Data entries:
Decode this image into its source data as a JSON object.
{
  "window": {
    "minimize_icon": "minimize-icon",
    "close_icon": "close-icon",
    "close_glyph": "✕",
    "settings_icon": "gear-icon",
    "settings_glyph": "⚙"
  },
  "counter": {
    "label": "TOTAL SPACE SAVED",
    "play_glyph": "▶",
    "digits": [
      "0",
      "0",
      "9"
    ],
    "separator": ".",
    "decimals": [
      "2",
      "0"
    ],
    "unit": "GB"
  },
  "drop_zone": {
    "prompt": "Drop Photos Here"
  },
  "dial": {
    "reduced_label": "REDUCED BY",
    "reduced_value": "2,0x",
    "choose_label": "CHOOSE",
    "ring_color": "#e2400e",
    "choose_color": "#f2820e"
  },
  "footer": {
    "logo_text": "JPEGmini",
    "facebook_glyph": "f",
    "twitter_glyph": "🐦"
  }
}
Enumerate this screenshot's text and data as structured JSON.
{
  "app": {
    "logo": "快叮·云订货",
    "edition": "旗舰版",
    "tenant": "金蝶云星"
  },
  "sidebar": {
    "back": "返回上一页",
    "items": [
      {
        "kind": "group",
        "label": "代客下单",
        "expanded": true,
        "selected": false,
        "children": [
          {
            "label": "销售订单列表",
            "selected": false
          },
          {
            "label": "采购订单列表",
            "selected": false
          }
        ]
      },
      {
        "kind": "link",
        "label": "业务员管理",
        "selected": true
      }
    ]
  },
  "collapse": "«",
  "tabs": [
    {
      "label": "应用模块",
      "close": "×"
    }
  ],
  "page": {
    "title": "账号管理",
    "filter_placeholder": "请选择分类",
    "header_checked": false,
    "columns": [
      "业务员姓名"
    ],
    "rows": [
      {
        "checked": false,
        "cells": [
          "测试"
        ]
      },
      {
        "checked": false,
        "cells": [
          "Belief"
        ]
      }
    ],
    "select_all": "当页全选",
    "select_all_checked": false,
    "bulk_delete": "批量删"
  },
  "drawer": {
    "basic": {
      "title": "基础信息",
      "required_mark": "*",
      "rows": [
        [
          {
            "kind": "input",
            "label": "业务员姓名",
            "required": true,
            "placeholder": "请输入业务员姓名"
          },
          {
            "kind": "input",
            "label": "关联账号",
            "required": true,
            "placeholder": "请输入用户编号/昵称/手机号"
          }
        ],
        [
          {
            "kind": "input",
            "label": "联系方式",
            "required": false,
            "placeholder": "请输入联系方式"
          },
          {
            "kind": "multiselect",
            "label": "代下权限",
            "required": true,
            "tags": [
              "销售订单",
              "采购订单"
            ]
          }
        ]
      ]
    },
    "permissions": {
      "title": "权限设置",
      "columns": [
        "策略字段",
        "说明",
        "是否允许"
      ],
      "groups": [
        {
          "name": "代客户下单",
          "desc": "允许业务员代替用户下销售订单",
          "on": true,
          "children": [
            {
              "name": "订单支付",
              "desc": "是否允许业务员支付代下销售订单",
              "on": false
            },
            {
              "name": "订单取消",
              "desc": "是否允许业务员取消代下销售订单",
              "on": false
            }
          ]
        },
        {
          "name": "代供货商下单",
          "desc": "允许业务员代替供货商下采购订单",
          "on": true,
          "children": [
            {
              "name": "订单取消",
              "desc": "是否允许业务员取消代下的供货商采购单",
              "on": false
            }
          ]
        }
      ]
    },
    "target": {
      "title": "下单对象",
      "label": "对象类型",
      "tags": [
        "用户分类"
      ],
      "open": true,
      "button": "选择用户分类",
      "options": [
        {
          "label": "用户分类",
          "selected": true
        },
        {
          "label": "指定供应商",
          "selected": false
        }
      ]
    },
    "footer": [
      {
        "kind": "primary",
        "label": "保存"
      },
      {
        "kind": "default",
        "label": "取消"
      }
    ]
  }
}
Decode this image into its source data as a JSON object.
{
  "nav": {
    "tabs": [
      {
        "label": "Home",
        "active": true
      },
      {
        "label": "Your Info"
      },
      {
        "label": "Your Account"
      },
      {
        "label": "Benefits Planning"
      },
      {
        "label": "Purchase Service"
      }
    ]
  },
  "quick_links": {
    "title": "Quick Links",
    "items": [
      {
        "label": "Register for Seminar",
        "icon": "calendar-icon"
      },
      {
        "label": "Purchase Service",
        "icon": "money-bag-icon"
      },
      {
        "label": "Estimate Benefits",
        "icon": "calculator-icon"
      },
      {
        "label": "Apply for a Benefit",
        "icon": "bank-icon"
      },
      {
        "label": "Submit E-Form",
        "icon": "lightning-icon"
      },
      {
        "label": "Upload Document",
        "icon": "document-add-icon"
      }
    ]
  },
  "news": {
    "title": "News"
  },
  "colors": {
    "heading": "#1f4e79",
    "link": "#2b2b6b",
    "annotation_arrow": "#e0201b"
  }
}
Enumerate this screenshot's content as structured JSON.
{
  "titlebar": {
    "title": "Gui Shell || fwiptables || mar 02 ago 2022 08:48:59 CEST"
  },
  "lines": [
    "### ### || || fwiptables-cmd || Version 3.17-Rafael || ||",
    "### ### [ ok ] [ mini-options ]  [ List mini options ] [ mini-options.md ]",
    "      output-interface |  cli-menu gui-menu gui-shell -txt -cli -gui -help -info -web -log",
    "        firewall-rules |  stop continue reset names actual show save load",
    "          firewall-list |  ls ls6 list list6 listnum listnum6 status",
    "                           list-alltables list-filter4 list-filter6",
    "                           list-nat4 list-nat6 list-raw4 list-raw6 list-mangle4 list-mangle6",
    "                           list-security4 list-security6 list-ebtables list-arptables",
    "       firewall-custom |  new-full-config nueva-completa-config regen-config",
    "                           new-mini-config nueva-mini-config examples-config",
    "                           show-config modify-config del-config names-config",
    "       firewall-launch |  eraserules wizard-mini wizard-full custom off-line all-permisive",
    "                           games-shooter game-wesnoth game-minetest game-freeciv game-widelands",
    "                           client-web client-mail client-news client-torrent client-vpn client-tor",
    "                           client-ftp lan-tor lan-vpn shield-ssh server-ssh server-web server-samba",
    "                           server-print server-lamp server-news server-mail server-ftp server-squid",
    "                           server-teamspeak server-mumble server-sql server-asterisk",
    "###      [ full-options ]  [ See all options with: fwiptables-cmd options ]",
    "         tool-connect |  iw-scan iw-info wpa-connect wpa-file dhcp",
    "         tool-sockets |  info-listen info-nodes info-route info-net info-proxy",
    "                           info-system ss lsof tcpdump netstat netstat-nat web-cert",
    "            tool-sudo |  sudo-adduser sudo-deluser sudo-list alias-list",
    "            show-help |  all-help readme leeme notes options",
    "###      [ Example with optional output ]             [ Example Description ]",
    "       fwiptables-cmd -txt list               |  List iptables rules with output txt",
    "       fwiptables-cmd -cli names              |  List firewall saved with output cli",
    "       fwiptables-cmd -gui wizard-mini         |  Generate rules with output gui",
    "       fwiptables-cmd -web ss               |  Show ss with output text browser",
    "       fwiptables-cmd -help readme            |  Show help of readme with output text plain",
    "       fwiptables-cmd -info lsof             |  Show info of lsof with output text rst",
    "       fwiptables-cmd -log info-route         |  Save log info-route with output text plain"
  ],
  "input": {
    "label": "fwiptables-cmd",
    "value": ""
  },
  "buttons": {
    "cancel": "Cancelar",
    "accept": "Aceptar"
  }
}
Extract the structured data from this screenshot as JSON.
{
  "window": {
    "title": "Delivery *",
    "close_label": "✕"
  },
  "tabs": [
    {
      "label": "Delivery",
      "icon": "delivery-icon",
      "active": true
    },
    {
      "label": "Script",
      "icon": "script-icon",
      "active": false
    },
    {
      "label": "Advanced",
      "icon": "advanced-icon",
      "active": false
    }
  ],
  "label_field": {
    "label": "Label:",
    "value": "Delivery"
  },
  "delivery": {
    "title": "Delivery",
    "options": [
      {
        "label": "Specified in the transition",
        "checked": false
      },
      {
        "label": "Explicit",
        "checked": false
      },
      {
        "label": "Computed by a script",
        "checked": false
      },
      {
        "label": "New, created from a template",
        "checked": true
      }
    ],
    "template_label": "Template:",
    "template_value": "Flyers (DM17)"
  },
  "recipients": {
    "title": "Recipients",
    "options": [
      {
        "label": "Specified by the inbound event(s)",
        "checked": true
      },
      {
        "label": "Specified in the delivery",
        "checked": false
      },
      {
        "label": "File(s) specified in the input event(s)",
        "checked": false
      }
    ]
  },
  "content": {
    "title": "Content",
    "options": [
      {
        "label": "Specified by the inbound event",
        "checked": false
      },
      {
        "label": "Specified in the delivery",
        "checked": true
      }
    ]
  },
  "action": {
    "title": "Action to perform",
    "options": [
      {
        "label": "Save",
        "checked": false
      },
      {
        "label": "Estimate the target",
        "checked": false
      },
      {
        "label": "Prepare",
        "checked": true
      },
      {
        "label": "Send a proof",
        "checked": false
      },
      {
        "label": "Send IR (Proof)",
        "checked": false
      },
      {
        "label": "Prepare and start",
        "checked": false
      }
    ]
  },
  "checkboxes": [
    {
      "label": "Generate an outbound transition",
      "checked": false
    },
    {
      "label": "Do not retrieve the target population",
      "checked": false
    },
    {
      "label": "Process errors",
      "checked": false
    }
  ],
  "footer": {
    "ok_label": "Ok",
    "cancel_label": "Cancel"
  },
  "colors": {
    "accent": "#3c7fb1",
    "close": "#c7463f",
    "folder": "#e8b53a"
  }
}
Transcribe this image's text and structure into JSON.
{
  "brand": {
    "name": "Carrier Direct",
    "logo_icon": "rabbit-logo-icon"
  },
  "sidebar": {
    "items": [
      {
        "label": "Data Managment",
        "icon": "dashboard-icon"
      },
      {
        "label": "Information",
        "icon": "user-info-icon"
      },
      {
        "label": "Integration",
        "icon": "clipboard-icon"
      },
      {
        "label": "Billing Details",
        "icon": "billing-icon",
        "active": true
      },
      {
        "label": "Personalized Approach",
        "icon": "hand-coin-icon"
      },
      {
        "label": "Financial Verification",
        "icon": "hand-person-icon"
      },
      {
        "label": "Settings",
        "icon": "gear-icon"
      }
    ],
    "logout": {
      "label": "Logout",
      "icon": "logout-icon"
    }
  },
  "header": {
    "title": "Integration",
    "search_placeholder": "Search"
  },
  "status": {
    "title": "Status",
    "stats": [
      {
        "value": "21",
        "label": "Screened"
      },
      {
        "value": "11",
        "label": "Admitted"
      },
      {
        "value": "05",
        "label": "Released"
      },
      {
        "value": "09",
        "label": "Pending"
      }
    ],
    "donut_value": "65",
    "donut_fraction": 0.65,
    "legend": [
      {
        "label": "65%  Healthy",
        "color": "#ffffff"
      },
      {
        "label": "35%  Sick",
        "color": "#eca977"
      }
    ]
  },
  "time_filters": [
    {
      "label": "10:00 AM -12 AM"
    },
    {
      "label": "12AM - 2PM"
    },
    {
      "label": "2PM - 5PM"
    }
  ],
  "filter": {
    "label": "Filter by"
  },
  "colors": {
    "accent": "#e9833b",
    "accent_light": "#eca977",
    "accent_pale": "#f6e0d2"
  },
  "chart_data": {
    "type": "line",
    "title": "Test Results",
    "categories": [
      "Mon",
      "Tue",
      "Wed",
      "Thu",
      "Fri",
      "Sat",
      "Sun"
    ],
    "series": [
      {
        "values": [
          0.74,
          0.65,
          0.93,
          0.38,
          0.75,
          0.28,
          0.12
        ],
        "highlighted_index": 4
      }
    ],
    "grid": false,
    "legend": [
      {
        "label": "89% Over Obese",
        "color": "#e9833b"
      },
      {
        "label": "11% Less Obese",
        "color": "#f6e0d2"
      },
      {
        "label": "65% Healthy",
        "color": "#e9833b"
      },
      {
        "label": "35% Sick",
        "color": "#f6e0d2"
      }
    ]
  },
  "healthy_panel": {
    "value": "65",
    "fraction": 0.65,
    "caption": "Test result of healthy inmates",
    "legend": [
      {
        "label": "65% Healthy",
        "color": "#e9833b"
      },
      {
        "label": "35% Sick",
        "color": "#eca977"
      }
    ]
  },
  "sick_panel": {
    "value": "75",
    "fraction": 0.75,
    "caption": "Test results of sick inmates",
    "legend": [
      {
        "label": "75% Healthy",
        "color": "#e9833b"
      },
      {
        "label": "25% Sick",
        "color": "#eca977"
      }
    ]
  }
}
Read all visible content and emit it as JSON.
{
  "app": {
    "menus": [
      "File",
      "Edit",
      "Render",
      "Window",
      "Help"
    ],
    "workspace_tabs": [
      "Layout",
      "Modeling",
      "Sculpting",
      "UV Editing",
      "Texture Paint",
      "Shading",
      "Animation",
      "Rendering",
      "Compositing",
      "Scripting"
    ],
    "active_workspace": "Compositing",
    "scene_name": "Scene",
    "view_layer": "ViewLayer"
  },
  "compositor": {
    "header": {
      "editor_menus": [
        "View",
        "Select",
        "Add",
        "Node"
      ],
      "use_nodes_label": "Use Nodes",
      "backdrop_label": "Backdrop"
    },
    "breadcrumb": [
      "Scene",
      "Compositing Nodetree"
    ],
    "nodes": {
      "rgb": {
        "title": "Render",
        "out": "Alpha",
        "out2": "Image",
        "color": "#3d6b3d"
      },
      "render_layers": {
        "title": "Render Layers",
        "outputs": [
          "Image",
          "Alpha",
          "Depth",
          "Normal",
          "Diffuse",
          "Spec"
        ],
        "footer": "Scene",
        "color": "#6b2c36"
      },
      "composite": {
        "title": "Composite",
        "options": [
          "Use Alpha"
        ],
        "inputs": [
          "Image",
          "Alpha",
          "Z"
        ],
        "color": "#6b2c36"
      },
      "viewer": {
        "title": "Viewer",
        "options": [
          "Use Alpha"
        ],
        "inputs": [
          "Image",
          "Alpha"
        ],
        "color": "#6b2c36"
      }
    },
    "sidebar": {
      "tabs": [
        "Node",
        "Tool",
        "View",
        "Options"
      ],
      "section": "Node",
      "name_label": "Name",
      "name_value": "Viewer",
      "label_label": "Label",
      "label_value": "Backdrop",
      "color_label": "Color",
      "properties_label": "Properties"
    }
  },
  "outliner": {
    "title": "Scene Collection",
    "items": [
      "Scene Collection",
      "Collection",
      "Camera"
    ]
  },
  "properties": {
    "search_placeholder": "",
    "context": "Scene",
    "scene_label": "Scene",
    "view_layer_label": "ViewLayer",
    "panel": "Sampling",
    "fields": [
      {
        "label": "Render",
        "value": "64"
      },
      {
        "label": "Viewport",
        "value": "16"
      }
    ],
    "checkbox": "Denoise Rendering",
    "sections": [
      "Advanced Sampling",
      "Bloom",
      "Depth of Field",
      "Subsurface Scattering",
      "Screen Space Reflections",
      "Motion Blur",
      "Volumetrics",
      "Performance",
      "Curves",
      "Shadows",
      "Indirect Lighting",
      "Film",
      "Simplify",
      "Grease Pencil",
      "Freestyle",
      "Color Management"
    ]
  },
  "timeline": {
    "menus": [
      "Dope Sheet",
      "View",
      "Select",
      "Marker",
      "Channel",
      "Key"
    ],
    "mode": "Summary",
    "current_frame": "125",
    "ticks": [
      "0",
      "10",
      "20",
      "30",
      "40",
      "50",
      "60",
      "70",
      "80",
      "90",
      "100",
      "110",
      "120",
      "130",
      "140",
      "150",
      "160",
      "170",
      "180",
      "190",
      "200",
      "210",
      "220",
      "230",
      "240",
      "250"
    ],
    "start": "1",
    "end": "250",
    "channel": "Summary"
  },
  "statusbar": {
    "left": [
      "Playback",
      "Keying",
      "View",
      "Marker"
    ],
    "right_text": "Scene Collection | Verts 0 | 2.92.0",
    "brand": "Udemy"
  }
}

» Exercise requirements:
Make a copy of each line that contains the string "readme".

» Response to this task:
    "            show-help |  all-help readme leeme notes options",
    "       fwiptables-cmd -help readme            |  Show help of readme with output text plain",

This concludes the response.